■ **Stated problem**: Please state how many lines in the items below contain the string "name". Reply with the number alone.

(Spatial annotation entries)
════════
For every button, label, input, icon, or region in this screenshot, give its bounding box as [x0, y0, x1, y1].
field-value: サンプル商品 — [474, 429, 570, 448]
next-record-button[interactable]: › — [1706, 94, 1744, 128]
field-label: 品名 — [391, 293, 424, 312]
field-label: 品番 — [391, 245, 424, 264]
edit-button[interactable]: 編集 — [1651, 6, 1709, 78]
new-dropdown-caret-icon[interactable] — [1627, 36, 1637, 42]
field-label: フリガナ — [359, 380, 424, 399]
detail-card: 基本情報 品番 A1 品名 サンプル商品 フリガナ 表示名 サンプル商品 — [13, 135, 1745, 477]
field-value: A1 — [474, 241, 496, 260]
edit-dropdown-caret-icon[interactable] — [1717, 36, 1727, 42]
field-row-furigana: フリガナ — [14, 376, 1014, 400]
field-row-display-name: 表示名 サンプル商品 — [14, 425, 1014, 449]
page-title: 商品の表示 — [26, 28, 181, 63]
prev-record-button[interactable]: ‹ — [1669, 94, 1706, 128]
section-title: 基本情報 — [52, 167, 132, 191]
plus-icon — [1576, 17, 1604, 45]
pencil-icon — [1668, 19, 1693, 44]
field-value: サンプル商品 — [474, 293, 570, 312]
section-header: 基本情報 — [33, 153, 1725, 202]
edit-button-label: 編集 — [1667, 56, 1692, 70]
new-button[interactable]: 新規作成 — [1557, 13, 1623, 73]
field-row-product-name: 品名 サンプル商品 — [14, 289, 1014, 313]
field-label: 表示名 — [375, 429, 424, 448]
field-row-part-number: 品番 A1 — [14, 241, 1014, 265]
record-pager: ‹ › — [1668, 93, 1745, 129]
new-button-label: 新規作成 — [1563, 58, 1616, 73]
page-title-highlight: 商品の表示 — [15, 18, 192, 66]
════════
■ **Worked answer**: 2